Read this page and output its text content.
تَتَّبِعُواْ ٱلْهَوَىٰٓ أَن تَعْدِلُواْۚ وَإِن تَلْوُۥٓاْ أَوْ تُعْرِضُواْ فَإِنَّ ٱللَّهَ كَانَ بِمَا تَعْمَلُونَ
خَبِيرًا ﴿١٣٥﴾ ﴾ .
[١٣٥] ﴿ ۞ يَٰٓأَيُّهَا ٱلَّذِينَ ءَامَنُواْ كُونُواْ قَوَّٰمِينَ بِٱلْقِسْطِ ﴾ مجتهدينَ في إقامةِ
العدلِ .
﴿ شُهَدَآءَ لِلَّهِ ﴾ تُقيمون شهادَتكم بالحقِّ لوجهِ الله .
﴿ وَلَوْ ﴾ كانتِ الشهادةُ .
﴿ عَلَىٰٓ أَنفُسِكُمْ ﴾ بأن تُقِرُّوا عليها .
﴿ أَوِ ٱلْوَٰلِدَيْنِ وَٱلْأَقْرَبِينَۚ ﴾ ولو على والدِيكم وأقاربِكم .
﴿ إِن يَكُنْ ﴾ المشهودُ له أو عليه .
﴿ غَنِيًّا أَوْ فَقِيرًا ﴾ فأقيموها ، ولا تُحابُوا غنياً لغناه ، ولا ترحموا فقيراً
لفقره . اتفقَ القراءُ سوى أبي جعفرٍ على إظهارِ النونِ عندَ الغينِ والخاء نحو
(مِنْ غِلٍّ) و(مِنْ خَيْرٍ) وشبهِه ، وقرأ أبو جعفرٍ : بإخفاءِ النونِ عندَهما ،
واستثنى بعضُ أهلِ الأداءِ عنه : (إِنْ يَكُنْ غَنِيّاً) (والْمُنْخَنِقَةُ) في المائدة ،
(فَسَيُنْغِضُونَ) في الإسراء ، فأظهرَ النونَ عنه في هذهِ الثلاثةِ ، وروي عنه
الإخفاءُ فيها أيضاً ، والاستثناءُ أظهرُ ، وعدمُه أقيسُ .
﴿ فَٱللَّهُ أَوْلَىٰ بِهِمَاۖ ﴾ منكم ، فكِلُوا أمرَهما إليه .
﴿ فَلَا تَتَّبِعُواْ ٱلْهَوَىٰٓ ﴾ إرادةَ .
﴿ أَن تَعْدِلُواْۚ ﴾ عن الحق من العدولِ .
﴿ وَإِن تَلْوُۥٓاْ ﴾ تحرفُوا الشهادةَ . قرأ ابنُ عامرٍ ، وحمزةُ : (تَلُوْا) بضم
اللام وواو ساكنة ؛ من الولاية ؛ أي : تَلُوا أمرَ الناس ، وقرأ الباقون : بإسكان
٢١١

..............................

» **Directions for this task**: Repeat every entry exactly as written above.

» **Exercise answer**:
Read this page and output its text content.
تَتَّبِعُواْ ٱلْهَوَىٰٓ أَن تَعْدِلُواْۚ وَإِن تَلْوُۥٓاْ أَوْ تُعْرِضُواْ فَإِنَّ ٱللَّهَ كَانَ بِمَا تَعْمَلُونَ
خَبِيرًا ﴿١٣٥﴾ ﴾ .
[١٣٥] ﴿ ۞ يَٰٓأَيُّهَا ٱلَّذِينَ ءَامَنُواْ كُونُواْ قَوَّٰمِينَ بِٱلْقِسْطِ ﴾ مجتهدينَ في إقامةِ
العدلِ .
﴿ شُهَدَآءَ لِلَّهِ ﴾ تُقيمون شهادَتكم بالحقِّ لوجهِ الله .
﴿ وَلَوْ ﴾ كانتِ الشهادةُ .
﴿ عَلَىٰٓ أَنفُسِكُمْ ﴾ بأن تُقِرُّوا عليها .
﴿ أَوِ ٱلْوَٰلِدَيْنِ وَٱلْأَقْرَبِينَۚ ﴾ ولو على والدِيكم وأقاربِكم .
﴿ إِن يَكُنْ ﴾ المشهودُ له أو عليه .
﴿ غَنِيًّا أَوْ فَقِيرًا ﴾ فأقيموها ، ولا تُحابُوا غنياً لغناه ، ولا ترحموا فقيراً
لفقره . اتفقَ القراءُ سوى أبي جعفرٍ على إظهارِ النونِ عندَ الغينِ والخاء نحو
(مِنْ غِلٍّ) و(مِنْ خَيْرٍ) وشبهِه ، وقرأ أبو جعفرٍ : بإخفاءِ النونِ عندَهما ،
واستثنى بعضُ أهلِ الأداءِ عنه : (إِنْ يَكُنْ غَنِيّاً) (والْمُنْخَنِقَةُ) في المائدة ،
(فَسَيُنْغِضُونَ) في الإسراء ، فأظهرَ النونَ عنه في هذهِ الثلاثةِ ، وروي عنه
الإخفاءُ فيها أيضاً ، والاستثناءُ أظهرُ ، وعدمُه أقيسُ .
﴿ فَٱللَّهُ أَوْلَىٰ بِهِمَاۖ ﴾ منكم ، فكِلُوا أمرَهما إليه .
﴿ فَلَا تَتَّبِعُواْ ٱلْهَوَىٰٓ ﴾ إرادةَ .
﴿ أَن تَعْدِلُواْۚ ﴾ عن الحق من العدولِ .
﴿ وَإِن تَلْوُۥٓاْ ﴾ تحرفُوا الشهادةَ . قرأ ابنُ عامرٍ ، وحمزةُ : (تَلُوْا) بضم
اللام وواو ساكنة ؛ من الولاية ؛ أي : تَلُوا أمرَ الناس ، وقرأ الباقون : بإسكان
٢١١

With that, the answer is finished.